Aim of the exercise
Please write out the material below exactly as given.

** START OF Listed records **

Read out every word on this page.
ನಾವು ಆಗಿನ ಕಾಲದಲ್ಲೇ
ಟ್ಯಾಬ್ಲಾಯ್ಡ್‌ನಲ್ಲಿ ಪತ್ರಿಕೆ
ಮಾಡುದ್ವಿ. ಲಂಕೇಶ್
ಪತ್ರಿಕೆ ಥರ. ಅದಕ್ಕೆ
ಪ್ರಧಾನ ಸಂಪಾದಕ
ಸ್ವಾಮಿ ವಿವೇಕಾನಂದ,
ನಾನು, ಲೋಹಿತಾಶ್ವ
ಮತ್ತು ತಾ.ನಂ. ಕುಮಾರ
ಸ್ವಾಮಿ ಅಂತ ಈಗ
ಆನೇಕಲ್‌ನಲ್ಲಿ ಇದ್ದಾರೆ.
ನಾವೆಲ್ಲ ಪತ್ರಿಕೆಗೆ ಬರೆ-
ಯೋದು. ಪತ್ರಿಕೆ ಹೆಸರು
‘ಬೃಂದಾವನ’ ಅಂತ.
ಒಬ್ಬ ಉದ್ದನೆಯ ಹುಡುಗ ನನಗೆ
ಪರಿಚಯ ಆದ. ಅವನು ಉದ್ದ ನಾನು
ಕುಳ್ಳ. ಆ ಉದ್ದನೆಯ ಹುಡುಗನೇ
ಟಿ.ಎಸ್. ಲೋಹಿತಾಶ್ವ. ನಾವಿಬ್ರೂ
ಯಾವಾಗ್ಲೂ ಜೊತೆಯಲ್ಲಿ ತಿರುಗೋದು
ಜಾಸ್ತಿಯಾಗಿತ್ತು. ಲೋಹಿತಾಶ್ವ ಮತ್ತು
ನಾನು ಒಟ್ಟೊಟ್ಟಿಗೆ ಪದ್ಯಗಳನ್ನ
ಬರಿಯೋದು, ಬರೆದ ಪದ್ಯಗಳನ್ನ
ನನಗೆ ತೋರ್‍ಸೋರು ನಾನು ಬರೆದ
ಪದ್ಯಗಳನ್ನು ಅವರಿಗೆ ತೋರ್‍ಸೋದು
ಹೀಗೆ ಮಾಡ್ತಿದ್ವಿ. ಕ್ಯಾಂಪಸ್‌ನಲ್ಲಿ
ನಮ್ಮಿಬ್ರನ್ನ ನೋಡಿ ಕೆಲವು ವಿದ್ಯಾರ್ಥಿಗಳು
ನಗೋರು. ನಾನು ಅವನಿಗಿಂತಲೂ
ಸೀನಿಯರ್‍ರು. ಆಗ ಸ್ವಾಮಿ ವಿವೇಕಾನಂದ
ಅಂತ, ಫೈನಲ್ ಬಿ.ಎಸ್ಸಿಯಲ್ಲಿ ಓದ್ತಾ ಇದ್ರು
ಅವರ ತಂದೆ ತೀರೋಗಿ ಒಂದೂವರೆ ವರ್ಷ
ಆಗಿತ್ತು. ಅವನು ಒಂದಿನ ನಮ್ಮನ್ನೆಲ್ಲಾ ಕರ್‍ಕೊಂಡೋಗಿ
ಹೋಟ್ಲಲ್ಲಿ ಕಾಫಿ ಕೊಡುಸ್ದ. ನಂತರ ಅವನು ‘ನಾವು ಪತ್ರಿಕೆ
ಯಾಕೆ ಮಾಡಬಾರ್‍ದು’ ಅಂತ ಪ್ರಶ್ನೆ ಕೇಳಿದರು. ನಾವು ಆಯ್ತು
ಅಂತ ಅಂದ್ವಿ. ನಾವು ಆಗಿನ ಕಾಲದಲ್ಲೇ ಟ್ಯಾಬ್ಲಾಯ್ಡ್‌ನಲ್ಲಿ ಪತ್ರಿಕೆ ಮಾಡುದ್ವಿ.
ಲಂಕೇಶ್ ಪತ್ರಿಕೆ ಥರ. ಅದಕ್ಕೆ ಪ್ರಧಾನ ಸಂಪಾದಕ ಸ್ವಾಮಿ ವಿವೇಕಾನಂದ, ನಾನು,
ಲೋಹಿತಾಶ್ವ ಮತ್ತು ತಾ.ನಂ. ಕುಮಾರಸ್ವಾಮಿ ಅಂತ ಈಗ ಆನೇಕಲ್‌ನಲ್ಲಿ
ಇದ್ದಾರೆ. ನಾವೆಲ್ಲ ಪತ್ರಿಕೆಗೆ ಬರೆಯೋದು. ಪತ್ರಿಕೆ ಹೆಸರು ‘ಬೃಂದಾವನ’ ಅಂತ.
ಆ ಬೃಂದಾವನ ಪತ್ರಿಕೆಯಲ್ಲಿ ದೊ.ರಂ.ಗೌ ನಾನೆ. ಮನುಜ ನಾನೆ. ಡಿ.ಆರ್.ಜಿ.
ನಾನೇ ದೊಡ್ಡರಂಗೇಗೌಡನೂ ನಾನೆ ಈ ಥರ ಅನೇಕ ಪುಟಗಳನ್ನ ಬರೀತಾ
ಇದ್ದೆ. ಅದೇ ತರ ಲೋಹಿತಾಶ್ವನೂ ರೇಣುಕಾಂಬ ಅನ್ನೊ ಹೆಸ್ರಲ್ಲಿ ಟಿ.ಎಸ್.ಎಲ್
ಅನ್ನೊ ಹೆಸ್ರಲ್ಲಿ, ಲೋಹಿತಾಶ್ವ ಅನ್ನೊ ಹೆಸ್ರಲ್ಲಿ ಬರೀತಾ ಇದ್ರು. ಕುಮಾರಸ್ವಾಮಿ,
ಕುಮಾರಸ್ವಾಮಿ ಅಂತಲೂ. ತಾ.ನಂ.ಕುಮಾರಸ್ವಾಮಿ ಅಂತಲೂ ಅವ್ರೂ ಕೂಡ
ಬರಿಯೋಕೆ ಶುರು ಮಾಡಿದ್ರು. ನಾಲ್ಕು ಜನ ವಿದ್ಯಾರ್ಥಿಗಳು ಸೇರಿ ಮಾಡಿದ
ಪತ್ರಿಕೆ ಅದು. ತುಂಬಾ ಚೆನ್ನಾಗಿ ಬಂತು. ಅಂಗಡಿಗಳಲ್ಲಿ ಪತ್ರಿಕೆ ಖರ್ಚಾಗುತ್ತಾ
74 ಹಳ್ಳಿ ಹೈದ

** END OF Listed records **

Result below
Read out every word on this page.
ನಾವು ಆಗಿನ ಕಾಲದಲ್ಲೇ
ಟ್ಯಾಬ್ಲಾಯ್ಡ್‌ನಲ್ಲಿ ಪತ್ರಿಕೆ
ಮಾಡುದ್ವಿ. ಲಂಕೇಶ್
ಪತ್ರಿಕೆ ಥರ. ಅದಕ್ಕೆ
ಪ್ರಧಾನ ಸಂಪಾದಕ
ಸ್ವಾಮಿ ವಿವೇಕಾನಂದ,
ನಾನು, ಲೋಹಿತಾಶ್ವ
ಮತ್ತು ತಾ.ನಂ. ಕುಮಾರ
ಸ್ವಾಮಿ ಅಂತ ಈಗ
ಆನೇಕಲ್‌ನಲ್ಲಿ ಇದ್ದಾರೆ.
ನಾವೆಲ್ಲ ಪತ್ರಿಕೆಗೆ ಬರೆ-
ಯೋದು. ಪತ್ರಿಕೆ ಹೆಸರು
‘ಬೃಂದಾವನ’ ಅಂತ.
ಒಬ್ಬ ಉದ್ದನೆಯ ಹುಡುಗ ನನಗೆ
ಪರಿಚಯ ಆದ. ಅವನು ಉದ್ದ ನಾನು
ಕುಳ್ಳ. ಆ ಉದ್ದನೆಯ ಹುಡುಗನೇ
ಟಿ.ಎಸ್. ಲೋಹಿತಾಶ್ವ. ನಾವಿಬ್ರೂ
ಯಾವಾಗ್ಲೂ ಜೊತೆಯಲ್ಲಿ ತಿರುಗೋದು
ಜಾಸ್ತಿಯಾಗಿತ್ತು. ಲೋಹಿತಾಶ್ವ ಮತ್ತು
ನಾನು ಒಟ್ಟೊಟ್ಟಿಗೆ ಪದ್ಯಗಳನ್ನ
ಬರಿಯೋದು, ಬರೆದ ಪದ್ಯಗಳನ್ನ
ನನಗೆ ತೋರ್‍ಸೋರು ನಾನು ಬರೆದ
ಪದ್ಯಗಳನ್ನು ಅವರಿಗೆ ತೋರ್‍ಸೋದು
ಹೀಗೆ ಮಾಡ್ತಿದ್ವಿ. ಕ್ಯಾಂಪಸ್‌ನಲ್ಲಿ
ನಮ್ಮಿಬ್ರನ್ನ ನೋಡಿ ಕೆಲವು ವಿದ್ಯಾರ್ಥಿಗಳು
ನಗೋರು. ನಾನು ಅವನಿಗಿಂತಲೂ
ಸೀನಿಯರ್‍ರು. ಆಗ ಸ್ವಾಮಿ ವಿವೇಕಾನಂದ
ಅಂತ, ಫೈನಲ್ ಬಿ.ಎಸ್ಸಿಯಲ್ಲಿ ಓದ್ತಾ ಇದ್ರು
ಅವರ ತಂದೆ ತೀರೋಗಿ ಒಂದೂವರೆ ವರ್ಷ
ಆಗಿತ್ತು. ಅವನು ಒಂದಿನ ನಮ್ಮನ್ನೆಲ್ಲಾ ಕರ್‍ಕೊಂಡೋಗಿ
ಹೋಟ್ಲಲ್ಲಿ ಕಾಫಿ ಕೊಡುಸ್ದ. ನಂತರ ಅವನು ‘ನಾವು ಪತ್ರಿಕೆ
ಯಾಕೆ ಮಾಡಬಾರ್‍ದು’ ಅಂತ ಪ್ರಶ್ನೆ ಕೇಳಿದರು. ನಾವು ಆಯ್ತು
ಅಂತ ಅಂದ್ವಿ. ನಾವು ಆಗಿನ ಕಾಲದಲ್ಲೇ ಟ್ಯಾಬ್ಲಾಯ್ಡ್‌ನಲ್ಲಿ ಪತ್ರಿಕೆ ಮಾಡುದ್ವಿ.
ಲಂಕೇಶ್ ಪತ್ರಿಕೆ ಥರ. ಅದಕ್ಕೆ ಪ್ರಧಾನ ಸಂಪಾದಕ ಸ್ವಾಮಿ ವಿವೇಕಾನಂದ, ನಾನು,
ಲೋಹಿತಾಶ್ವ ಮತ್ತು ತಾ.ನಂ. ಕುಮಾರಸ್ವಾಮಿ ಅಂತ ಈಗ ಆನೇಕಲ್‌ನಲ್ಲಿ
ಇದ್ದಾರೆ. ನಾವೆಲ್ಲ ಪತ್ರಿಕೆಗೆ ಬರೆಯೋದು. ಪತ್ರಿಕೆ ಹೆಸರು ‘ಬೃಂದಾವನ’ ಅಂತ.
ಆ ಬೃಂದಾವನ ಪತ್ರಿಕೆಯಲ್ಲಿ ದೊ.ರಂ.ಗೌ ನಾನೆ. ಮನುಜ ನಾನೆ. ಡಿ.ಆರ್.ಜಿ.
ನಾನೇ ದೊಡ್ಡರಂಗೇಗೌಡನೂ ನಾನೆ ಈ ಥರ ಅನೇಕ ಪುಟಗಳನ್ನ ಬರೀತಾ
ಇದ್ದೆ. ಅದೇ ತರ ಲೋಹಿತಾಶ್ವನೂ ರೇಣುಕಾಂಬ ಅನ್ನೊ ಹೆಸ್ರಲ್ಲಿ ಟಿ.ಎಸ್.ಎಲ್
ಅನ್ನೊ ಹೆಸ್ರಲ್ಲಿ, ಲೋಹಿತಾಶ್ವ ಅನ್ನೊ ಹೆಸ್ರಲ್ಲಿ ಬರೀತಾ ಇದ್ರು. ಕುಮಾರಸ್ವಾಮಿ,
ಕುಮಾರಸ್ವಾಮಿ ಅಂತಲೂ. ತಾ.ನಂ.ಕುಮಾರಸ್ವಾಮಿ ಅಂತಲೂ ಅವ್ರೂ ಕೂಡ
ಬರಿಯೋಕೆ ಶುರು ಮಾಡಿದ್ರು. ನಾಲ್ಕು ಜನ ವಿದ್ಯಾರ್ಥಿಗಳು ಸೇರಿ ಮಾಡಿದ
ಪತ್ರಿಕೆ ಅದು. ತುಂಬಾ ಚೆನ್ನಾಗಿ ಬಂತು. ಅಂಗಡಿಗಳಲ್ಲಿ ಪತ್ರಿಕೆ ಖರ್ಚಾಗುತ್ತಾ
74 ಹಳ್ಳಿ ಹೈದ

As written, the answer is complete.